## [WHAT TO WORK ON]
Reproduce each line of the material precisely.

━━━━━━━━━━━━━━━━━━━━

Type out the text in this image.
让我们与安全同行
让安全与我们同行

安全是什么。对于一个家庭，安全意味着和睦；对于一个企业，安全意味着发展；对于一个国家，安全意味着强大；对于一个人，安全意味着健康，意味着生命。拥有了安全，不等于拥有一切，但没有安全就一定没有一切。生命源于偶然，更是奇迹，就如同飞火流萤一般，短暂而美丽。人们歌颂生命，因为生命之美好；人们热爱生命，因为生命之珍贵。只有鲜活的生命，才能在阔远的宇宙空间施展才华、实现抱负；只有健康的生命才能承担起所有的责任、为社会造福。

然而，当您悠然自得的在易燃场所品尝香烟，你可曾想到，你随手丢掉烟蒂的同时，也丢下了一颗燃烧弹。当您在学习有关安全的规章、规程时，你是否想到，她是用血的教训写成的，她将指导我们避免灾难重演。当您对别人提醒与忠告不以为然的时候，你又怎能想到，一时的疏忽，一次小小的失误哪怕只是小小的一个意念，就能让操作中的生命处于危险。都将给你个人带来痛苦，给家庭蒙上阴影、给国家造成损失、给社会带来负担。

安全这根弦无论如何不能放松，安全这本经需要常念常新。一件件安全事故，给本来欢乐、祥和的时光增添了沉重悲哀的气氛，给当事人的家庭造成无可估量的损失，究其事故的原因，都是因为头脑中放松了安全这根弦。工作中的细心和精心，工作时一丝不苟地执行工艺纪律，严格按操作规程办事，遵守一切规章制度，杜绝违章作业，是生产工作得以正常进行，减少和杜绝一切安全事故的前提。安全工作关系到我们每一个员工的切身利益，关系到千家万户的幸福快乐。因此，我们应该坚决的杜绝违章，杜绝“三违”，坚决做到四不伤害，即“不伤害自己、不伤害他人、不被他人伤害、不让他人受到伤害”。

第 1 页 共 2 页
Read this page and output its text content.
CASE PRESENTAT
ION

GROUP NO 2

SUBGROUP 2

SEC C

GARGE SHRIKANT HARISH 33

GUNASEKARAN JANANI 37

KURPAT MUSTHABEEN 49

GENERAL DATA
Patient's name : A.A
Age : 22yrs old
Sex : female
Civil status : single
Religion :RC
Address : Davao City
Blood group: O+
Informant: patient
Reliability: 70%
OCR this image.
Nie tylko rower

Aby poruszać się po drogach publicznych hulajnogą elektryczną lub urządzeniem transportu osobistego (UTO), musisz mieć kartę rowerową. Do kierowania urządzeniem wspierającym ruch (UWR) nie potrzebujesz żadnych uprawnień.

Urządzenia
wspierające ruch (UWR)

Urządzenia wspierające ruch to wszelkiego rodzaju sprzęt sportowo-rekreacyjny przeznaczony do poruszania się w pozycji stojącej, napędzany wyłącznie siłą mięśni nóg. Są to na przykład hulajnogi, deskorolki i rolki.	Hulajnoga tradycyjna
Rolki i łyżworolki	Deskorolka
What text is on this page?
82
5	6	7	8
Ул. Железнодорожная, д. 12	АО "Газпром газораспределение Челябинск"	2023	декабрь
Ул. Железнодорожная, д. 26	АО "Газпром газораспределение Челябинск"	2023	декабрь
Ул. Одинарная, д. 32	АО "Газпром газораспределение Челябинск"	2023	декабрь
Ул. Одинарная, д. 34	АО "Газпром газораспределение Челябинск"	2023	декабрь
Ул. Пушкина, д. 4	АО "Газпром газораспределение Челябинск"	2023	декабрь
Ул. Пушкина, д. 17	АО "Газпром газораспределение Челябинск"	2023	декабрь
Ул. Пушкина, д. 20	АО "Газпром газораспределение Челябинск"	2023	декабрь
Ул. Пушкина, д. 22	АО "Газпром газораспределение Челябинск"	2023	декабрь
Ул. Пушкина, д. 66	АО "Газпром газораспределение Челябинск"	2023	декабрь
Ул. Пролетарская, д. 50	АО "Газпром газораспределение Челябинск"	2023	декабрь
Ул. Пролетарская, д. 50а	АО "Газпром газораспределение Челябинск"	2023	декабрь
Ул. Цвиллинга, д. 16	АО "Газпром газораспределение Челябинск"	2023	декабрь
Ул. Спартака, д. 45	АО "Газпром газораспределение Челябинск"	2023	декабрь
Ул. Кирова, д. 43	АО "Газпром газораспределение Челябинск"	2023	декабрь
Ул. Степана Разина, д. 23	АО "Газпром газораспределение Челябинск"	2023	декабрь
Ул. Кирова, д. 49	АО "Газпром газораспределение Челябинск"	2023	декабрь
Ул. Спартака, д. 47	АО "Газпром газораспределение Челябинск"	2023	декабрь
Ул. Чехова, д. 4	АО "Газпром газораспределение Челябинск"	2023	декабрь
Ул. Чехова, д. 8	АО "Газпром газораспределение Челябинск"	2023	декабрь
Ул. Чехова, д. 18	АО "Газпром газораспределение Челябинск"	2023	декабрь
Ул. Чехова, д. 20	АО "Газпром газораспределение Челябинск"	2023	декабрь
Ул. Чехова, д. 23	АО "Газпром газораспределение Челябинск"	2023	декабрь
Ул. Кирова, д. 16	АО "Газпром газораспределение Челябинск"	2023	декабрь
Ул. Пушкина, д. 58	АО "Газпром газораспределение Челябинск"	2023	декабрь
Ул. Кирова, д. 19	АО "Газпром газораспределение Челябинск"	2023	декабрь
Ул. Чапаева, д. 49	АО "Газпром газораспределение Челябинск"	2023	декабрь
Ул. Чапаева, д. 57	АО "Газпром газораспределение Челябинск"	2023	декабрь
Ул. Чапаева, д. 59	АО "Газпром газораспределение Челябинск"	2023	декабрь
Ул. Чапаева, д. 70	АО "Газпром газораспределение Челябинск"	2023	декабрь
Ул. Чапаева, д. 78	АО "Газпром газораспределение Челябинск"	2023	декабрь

━━━━━━━━━━━━━━━━━━━━

## [WRITTEN SOLUTION]
Type out the text in this image.
让我们与安全同行
让安全与我们同行

安全是什么。对于一个家庭，安全意味着和睦；对于一个企业，安全意味着发展；对于一个国家，安全意味着强大；对于一个人，安全意味着健康，意味着生命。拥有了安全，不等于拥有一切，但没有安全就一定没有一切。生命源于偶然，更是奇迹，就如同飞火流萤一般，短暂而美丽。人们歌颂生命，因为生命之美好；人们热爱生命，因为生命之珍贵。只有鲜活的生命，才能在阔远的宇宙空间施展才华、实现抱负；只有健康的生命才能承担起所有的责任、为社会造福。

然而，当您悠然自得的在易燃场所品尝香烟，你可曾想到，你随手丢掉烟蒂的同时，也丢下了一颗燃烧弹。当您在学习有关安全的规章、规程时，你是否想到，她是用血的教训写成的，她将指导我们避免灾难重演。当您对别人提醒与忠告不以为然的时候，你又怎能想到，一时的疏忽，一次小小的失误哪怕只是小小的一个意念，就能让操作中的生命处于危险。都将给你个人带来痛苦，给家庭蒙上阴影、给国家造成损失、给社会带来负担。

安全这根弦无论如何不能放松，安全这本经需要常念常新。一件件安全事故，给本来欢乐、祥和的时光增添了沉重悲哀的气氛，给当事人的家庭造成无可估量的损失，究其事故的原因，都是因为头脑中放松了安全这根弦。工作中的细心和精心，工作时一丝不苟地执行工艺纪律，严格按操作规程办事，遵守一切规章制度，杜绝违章作业，是生产工作得以正常进行，减少和杜绝一切安全事故的前提。安全工作关系到我们每一个员工的切身利益，关系到千家万户的幸福快乐。因此，我们应该坚决的杜绝违章，杜绝“三违”，坚决做到四不伤害，即“不伤害自己、不伤害他人、不被他人伤害、不让他人受到伤害”。

第 1 页 共 2 页
Read this page and output its text content.
CASE PRESENTAT
ION

GROUP NO 2

SUBGROUP 2

SEC C

GARGE SHRIKANT HARISH 33

GUNASEKARAN JANANI 37

KURPAT MUSTHABEEN 49

GENERAL DATA
Patient's name : A.A
Age : 22yrs old
Sex : female
Civil status : single
Religion :RC
Address : Davao City
Blood group: O+
Informant: patient
Reliability: 70%
OCR this image.
Nie tylko rower

Aby poruszać się po drogach publicznych hulajnogą elektryczną lub urządzeniem transportu osobistego (UTO), musisz mieć kartę rowerową. Do kierowania urządzeniem wspierającym ruch (UWR) nie potrzebujesz żadnych uprawnień.

Urządzenia
wspierające ruch (UWR)

Urządzenia wspierające ruch to wszelkiego rodzaju sprzęt sportowo-rekreacyjny przeznaczony do poruszania się w pozycji stojącej, napędzany wyłącznie siłą mięśni nóg. Są to na przykład hulajnogi, deskorolki i rolki.	Hulajnoga tradycyjna
Rolki i łyżworolki	Deskorolka
What text is on this page?
82
5	6	7	8
Ул. Железнодорожная, д. 12	АО "Газпром газораспределение Челябинск"	2023	декабрь
Ул. Железнодорожная, д. 26	АО "Газпром газораспределение Челябинск"	2023	декабрь
Ул. Одинарная, д. 32	АО "Газпром газораспределение Челябинск"	2023	декабрь
Ул. Одинарная, д. 34	АО "Газпром газораспределение Челябинск"	2023	декабрь
Ул. Пушкина, д. 4	АО "Газпром газораспределение Челябинск"	2023	декабрь
Ул. Пушкина, д. 17	АО "Газпром газораспределение Челябинск"	2023	декабрь
Ул. Пушкина, д. 20	АО "Газпром газораспределение Челябинск"	2023	декабрь
Ул. Пушкина, д. 22	АО "Газпром газораспределение Челябинск"	2023	декабрь
Ул. Пушкина, д. 66	АО "Газпром газораспределение Челябинск"	2023	декабрь
Ул. Пролетарская, д. 50	АО "Газпром газораспределение Челябинск"	2023	декабрь
Ул. Пролетарская, д. 50а	АО "Газпром газораспределение Челябинск"	2023	декабрь
Ул. Цвиллинга, д. 16	АО "Газпром газораспределение Челябинск"	2023	декабрь
Ул. Спартака, д. 45	АО "Газпром газораспределение Челябинск"	2023	декабрь
Ул. Кирова, д. 43	АО "Газпром газораспределение Челябинск"	2023	декабрь
Ул. Степана Разина, д. 23	АО "Газпром газораспределение Челябинск"	2023	декабрь
Ул. Кирова, д. 49	АО "Газпром газораспределение Челябинск"	2023	декабрь
Ул. Спартака, д. 47	АО "Газпром газораспределение Челябинск"	2023	декабрь
Ул. Чехова, д. 4	АО "Газпром газораспределение Челябинск"	2023	декабрь
Ул. Чехова, д. 8	АО "Газпром газораспределение Челябинск"	2023	декабрь
Ул. Чехова, д. 18	АО "Газпром газораспределение Челябинск"	2023	декабрь
Ул. Чехова, д. 20	АО "Газпром газораспределение Челябинск"	2023	декабрь
Ул. Чехова, д. 23	АО "Газпром газораспределение Челябинск"	2023	декабрь
Ул. Кирова, д. 16	АО "Газпром газораспределение Челябинск"	2023	декабрь
Ул. Пушкина, д. 58	АО "Газпром газораспределение Челябинск"	2023	декабрь
Ул. Кирова, д. 19	АО "Газпром газораспределение Челябинск"	2023	декабрь
Ул. Чапаева, д. 49	АО "Газпром газораспределение Челябинск"	2023	декабрь
Ул. Чапаева, д. 57	АО "Газпром газораспределение Челябинск"	2023	декабрь
Ул. Чапаева, д. 59	АО "Газпром газораспределение Челябинск"	2023	декабрь
Ул. Чапаева, д. 70	АО "Газпром газораспределение Челябинск"	2023	декабрь
Ул. Чапаева, д. 78	АО "Газпром газораспределение Челябинск"	2023	декабрь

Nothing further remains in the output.